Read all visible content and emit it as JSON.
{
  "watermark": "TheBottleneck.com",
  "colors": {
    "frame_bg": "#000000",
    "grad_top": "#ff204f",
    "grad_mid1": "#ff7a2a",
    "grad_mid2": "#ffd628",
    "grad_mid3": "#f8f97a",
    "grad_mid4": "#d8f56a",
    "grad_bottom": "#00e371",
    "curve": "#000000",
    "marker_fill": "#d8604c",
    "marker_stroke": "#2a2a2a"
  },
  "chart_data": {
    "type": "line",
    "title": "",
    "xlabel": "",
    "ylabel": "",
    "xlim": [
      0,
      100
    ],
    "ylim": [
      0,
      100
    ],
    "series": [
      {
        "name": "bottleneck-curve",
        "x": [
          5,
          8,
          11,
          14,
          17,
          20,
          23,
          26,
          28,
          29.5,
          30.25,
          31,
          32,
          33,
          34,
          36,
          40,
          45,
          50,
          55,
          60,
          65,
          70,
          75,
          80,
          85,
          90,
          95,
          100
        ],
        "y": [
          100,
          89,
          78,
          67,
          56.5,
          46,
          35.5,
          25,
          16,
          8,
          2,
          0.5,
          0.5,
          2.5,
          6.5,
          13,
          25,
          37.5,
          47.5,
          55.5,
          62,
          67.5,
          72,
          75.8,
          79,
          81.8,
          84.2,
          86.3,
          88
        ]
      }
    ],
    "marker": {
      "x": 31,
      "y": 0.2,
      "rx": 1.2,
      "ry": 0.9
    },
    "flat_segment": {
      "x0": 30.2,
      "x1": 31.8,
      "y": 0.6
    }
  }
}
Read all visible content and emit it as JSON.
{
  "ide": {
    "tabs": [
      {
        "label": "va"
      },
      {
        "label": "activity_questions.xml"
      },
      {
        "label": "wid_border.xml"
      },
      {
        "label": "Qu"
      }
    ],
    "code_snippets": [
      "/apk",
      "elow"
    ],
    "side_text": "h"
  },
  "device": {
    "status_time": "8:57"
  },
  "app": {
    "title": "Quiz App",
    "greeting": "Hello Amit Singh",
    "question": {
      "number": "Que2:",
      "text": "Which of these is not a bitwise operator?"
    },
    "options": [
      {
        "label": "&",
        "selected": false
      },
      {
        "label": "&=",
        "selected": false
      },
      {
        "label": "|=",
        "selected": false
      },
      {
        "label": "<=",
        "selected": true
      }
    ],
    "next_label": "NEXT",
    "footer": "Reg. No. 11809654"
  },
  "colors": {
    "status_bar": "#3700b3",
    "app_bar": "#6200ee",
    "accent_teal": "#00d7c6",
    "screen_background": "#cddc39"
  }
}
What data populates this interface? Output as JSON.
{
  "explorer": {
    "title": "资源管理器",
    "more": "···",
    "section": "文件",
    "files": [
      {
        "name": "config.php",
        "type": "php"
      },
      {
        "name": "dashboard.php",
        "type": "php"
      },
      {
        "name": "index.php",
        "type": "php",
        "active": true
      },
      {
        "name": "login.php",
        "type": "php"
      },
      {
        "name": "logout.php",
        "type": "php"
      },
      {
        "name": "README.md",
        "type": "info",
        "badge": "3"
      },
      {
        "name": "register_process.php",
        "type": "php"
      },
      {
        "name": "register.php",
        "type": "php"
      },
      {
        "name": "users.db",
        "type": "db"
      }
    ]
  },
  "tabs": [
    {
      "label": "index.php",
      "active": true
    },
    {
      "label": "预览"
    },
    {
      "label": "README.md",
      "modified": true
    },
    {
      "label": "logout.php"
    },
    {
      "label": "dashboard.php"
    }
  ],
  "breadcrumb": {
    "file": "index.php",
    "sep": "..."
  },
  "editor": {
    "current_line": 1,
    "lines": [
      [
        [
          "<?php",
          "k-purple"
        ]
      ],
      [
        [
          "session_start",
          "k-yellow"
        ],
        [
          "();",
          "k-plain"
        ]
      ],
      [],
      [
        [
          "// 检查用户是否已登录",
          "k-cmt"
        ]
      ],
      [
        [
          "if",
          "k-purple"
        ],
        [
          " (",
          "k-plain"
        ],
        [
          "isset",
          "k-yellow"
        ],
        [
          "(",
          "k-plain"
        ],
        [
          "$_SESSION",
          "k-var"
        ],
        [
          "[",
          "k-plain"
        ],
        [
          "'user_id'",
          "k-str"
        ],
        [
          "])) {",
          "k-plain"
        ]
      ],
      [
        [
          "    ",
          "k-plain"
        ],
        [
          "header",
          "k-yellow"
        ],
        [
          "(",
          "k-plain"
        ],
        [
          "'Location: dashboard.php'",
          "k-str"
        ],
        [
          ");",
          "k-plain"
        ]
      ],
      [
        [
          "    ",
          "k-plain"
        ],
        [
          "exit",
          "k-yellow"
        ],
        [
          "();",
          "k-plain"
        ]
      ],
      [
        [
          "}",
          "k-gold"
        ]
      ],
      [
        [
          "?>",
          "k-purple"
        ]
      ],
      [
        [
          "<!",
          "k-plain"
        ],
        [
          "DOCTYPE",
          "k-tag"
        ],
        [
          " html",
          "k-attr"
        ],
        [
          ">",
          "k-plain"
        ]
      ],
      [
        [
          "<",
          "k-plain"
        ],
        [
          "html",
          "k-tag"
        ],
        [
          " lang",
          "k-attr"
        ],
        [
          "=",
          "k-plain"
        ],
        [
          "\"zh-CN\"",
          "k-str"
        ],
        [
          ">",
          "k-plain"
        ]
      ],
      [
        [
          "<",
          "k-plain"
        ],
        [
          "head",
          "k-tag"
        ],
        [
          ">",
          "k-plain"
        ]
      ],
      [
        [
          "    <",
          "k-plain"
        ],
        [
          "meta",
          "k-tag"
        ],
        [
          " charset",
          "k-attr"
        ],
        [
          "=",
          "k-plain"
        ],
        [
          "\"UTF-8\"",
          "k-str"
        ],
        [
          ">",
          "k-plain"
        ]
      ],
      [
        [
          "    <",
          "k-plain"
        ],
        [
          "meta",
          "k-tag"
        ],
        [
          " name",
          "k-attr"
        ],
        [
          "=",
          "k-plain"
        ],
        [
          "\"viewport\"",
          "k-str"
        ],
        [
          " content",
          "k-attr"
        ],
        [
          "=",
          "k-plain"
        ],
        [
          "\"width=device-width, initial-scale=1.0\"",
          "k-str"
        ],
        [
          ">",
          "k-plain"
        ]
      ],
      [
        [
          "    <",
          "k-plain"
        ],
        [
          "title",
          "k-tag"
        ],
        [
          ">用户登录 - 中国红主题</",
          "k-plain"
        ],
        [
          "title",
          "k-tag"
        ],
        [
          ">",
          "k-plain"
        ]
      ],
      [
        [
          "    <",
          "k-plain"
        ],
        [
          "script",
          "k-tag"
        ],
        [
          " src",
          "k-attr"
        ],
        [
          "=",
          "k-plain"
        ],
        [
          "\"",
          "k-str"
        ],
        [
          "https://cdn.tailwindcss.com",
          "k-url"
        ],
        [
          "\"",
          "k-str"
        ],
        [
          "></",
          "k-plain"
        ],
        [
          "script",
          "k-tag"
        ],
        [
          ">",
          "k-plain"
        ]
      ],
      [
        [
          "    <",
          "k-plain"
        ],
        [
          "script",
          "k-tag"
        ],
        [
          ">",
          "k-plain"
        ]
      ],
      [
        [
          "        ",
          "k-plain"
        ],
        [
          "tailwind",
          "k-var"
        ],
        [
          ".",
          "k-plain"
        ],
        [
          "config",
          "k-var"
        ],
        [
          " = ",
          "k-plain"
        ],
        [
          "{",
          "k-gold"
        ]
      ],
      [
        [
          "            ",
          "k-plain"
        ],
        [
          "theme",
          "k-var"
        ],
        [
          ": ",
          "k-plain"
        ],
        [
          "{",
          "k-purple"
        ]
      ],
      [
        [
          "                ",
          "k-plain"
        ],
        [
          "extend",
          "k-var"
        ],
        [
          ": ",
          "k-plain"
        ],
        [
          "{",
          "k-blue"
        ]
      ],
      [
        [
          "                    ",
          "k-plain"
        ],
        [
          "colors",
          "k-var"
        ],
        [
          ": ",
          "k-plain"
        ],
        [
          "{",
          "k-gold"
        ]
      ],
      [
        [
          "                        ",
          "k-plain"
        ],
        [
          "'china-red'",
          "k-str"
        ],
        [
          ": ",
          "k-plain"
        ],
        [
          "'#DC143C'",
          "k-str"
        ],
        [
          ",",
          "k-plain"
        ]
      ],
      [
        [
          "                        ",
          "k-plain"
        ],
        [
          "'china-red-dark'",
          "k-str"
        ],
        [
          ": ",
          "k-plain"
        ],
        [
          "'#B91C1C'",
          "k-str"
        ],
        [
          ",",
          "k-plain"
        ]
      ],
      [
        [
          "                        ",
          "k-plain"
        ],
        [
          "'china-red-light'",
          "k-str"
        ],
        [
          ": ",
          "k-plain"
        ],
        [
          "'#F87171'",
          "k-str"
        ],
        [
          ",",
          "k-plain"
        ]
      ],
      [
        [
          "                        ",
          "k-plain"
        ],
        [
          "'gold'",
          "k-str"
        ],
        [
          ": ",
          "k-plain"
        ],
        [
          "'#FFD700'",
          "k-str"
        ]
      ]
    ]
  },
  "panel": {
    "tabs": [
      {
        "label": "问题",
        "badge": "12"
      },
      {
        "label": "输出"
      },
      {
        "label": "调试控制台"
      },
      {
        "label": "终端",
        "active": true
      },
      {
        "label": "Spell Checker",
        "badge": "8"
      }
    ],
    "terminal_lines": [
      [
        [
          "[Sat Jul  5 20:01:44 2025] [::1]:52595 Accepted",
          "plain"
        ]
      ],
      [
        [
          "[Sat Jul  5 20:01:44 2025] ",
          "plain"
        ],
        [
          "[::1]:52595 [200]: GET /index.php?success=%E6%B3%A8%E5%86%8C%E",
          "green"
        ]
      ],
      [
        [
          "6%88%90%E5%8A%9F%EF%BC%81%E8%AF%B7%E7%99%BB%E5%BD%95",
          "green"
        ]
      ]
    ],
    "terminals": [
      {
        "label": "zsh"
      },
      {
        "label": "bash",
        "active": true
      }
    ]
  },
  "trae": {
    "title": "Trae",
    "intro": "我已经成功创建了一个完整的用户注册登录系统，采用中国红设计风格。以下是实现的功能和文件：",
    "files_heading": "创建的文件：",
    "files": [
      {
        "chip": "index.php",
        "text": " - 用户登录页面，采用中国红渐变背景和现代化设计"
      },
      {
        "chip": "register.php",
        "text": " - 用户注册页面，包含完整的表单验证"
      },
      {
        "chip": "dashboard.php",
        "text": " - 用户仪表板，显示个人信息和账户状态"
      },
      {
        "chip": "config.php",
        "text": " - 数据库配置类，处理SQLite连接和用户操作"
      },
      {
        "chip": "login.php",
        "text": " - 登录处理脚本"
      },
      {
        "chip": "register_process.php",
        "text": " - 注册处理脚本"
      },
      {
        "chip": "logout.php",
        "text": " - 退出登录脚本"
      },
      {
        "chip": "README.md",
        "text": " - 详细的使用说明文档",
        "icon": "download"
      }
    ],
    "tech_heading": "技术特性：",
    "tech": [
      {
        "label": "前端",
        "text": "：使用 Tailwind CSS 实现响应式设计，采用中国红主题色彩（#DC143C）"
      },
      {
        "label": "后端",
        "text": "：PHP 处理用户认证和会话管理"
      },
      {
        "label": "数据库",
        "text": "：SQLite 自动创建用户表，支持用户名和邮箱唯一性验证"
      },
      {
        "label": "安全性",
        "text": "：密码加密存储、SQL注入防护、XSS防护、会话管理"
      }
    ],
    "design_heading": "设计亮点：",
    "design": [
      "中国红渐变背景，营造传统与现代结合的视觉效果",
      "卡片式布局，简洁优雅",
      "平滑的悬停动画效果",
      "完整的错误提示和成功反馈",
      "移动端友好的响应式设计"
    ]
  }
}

^^^^

Pull out the lines above in which the word "title" appears.

    "title": "",
    "title": "Quiz App",
    "title": "资源管理器",
          "title",
          "title",
    "title": "Trae",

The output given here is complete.